:: TASK DETAILS ::
Return all lines from the listing below in which the string "with" occurs.

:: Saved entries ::
◇ ◇ ◇ ◇ ◇ ◇ ◇
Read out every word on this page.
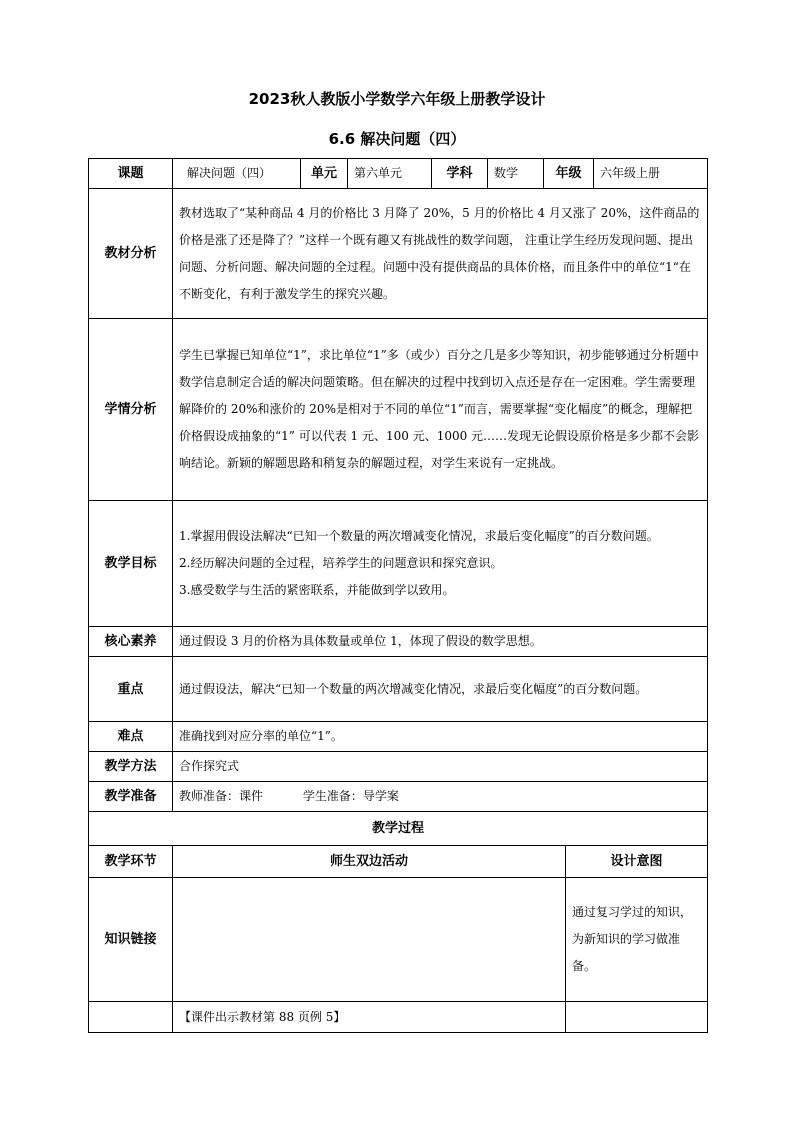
2023秋人教版小学数学六年级上册教学设计
6.6 解决问题（四）
课题	解决问题（四）	单元	第六单元	学科	数学	年级		六年级上册
教材分析	教材选取了“某种商品 4 月的价格比 3 月降了 20%，5 月的价格比 4 月又涨了 20%，这件商品的价格是涨了还是降了？”这样一个既有趣又有挑战性的数学问题， 注重让学生经历发现问题、提出问题、分析问题、解决问题的全过程。问题中没有提供商品的具体价格，而且条件中的单位“1“在不断变化，有利于激发学生的探究兴趣。							
学情分析	学生已掌握已知单位“1”，求比单位“1”多（或少）百分之几是多少等知识，初步能够通过分析题中数学信息制定合适的解决问题策略。但在解决的过程中找到切入点还是存在一定困难。学生需要理解降价的 20%和涨价的 20%是相对于不同的单位“1”而言，需要掌握“变化幅度”的概念，理解把价格假设成抽象的“1” 可以代表 1 元、100 元、1000 元……发现无论假设原价格是多少都不会影响结论。新颖的解题思路和稍复杂的解题过程，对学生来说有一定挑战。							
教学目标	1.掌握用假设法解决“已知一个数量的两次增减变化情况，求最后变化幅度”的百分数问题。

2.经历解决问题的全过程，培养学生的问题意识和探究意识。

3.感受数学与生活的紧密联系，并能做到学以致用。							

核心素养	通过假设 3 月的价格为具体数量或单位 1，体现了假设的数学思想。							
重点	通过假设法，解决“已知一个数量的两次增减变化情况，求最后变化幅度”的百分数问题。							
难点	准确找到对应分率的单位“1”。							
教学方法	合作探究式							
教学准备	教师准备：课件 　　　学生准备：导学案							
教学过程								
教学环节	师生双边活动						设计意图	
知识链接							通过复习学过的知识，为新知识的学习做准备。	
	【课件出示教材第 88 页例 5】							
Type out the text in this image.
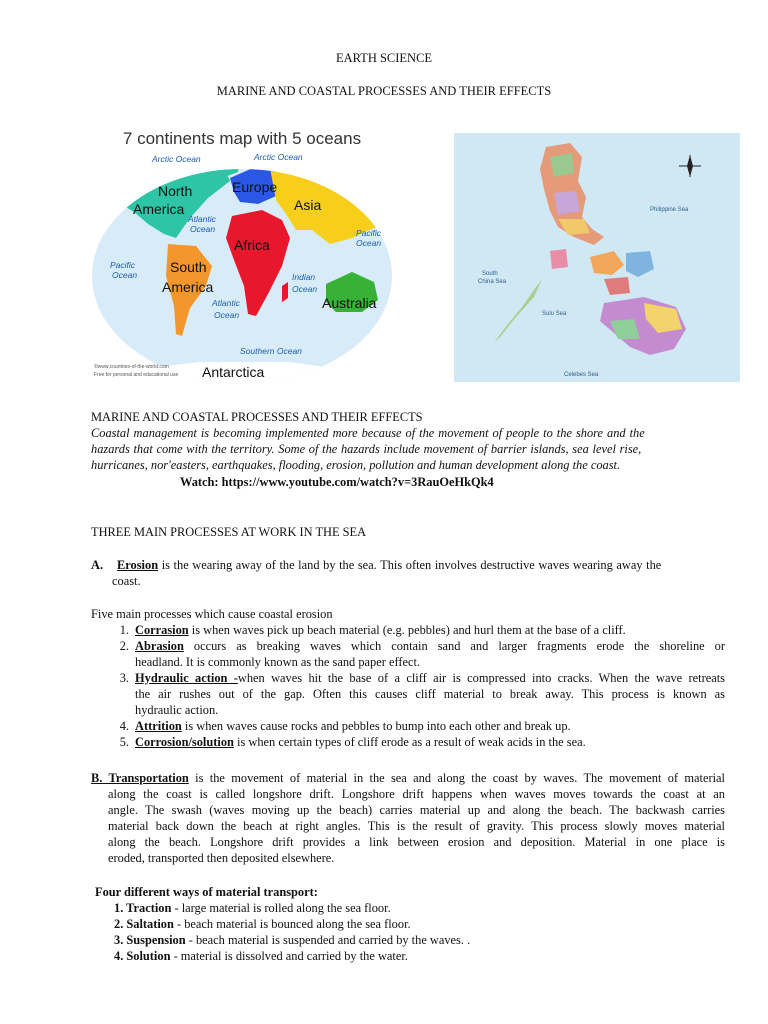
EARTH SCIENCE
MARINE AND COASTAL PROCESSES AND THEIR EFFECTS
7 continents map with 5 oceans
Arctic Ocean	Arctic Ocean
North
America
Europe
Asia
Atlantic
Ocean
Africa
Pacific
Ocean
Pacific
Ocean South
America
Indian
Ocean
Australia
Atlantic
Ocean
Southern Ocean
Antarctica
©www.countries-of-the-world.com
Free for personal and educational use
Philippine Sea
South
China Sea
Sulu Sea
Celebes Sea
MARINE AND COASTAL PROCESSES AND THEIR EFFECTS
Coastal management is becoming implemented more because of the movement of people to the shore and the
hazards that come with the territory. Some of the hazards include movement of barrier islands, sea level rise,
hurricanes, nor'easters, earthquakes, flooding, erosion, pollution and human development along the coast.
Watch: https://www.youtube.com/watch?v=3RauOeHkQk4
THREE MAIN PROCESSES AT WORK IN THE SEA
A. Erosion is the wearing away of the land by the sea. This often involves destructive waves wearing away the
coast.
Five main processes which cause coastal erosion
1. Corrasion is when waves pick up beach material (e.g. pebbles) and hurl them at the base of a cliff.
2. Abrasion occurs as breaking waves which contain sand and larger fragments erode the shoreline or
headland. It is commonly known as the sand paper effect.
3. Hydraulic action -when waves hit the base of a cliff air is compressed into cracks. When the wave retreats
the air rushes out of the gap. Often this causes cliff material to break away. This process is known as
hydraulic action.
4. Attrition is when waves cause rocks and pebbles to bump into each other and break up.
5. Corrosion/solution is when certain types of cliff erode as a result of weak acids in the sea.
B. Transportation is the movement of material in the sea and along the coast by waves. The movement of material
along the coast is called longshore drift. Longshore drift happens when waves moves towards the coast at an
angle. The swash (waves moving up the beach) carries material up and along the beach. The backwash carries
material back down the beach at right angles. This is the result of gravity. This process slowly moves material
along the beach. Longshore drift provides a link between erosion and deposition. Material in one place is
eroded, transported then deposited elsewhere.
Four different ways of material transport:
1. Traction - large material is rolled along the sea floor.
2. Saltation - beach material is bounced along the sea floor.
3. Suspension - beach material is suspended and carried by the waves. .
4. Solution - material is dissolved and carried by the water.
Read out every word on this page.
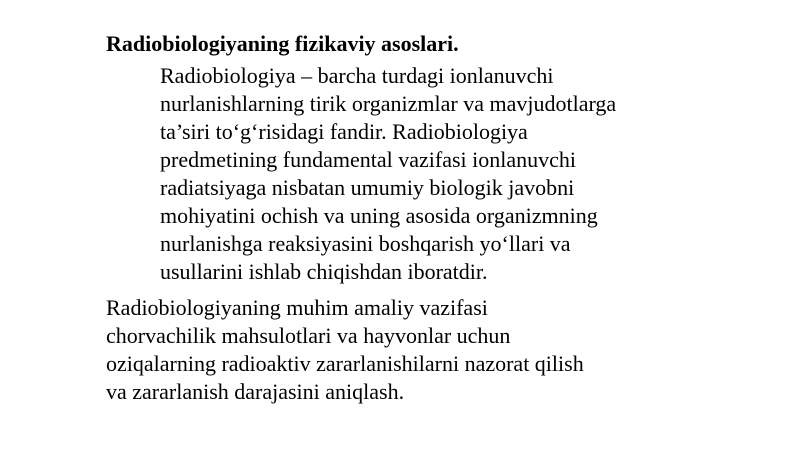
Radiobiologiyaning fizikaviy asoslari.

Radiobiologiya – barcha turdagi ionlanuvchi
nurlanishlarning tirik organizmlar va mavjudotlarga
ta’siri to‘g‘risidagi fandir. Radiobiologiya
predmetining fundamental vazifasi ionlanuvchi
radiatsiyaga nisbatan umumiy biologik javobni
mohiyatini ochish va uning asosida organizmning
nurlanishga reaksiyasini boshqarish yo‘llari va
usullarini ishlab chiqishdan iboratdir.

Radiobiologiyaning muhim amaliy vazifasi
chorvachilik mahsulotlari va hayvonlar uchun
oziqalarning radioaktiv zararlanishilarni nazorat qilish
va zararlanish darajasini aniqlash.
◇ ◇ ◇ ◇ ◇ ◇ ◇
:: COMPLETE OUTPUT ::
7 continents map with 5 oceans
hazards that come with the territory. Some of the hazards include movement of barrier islands, sea level rise,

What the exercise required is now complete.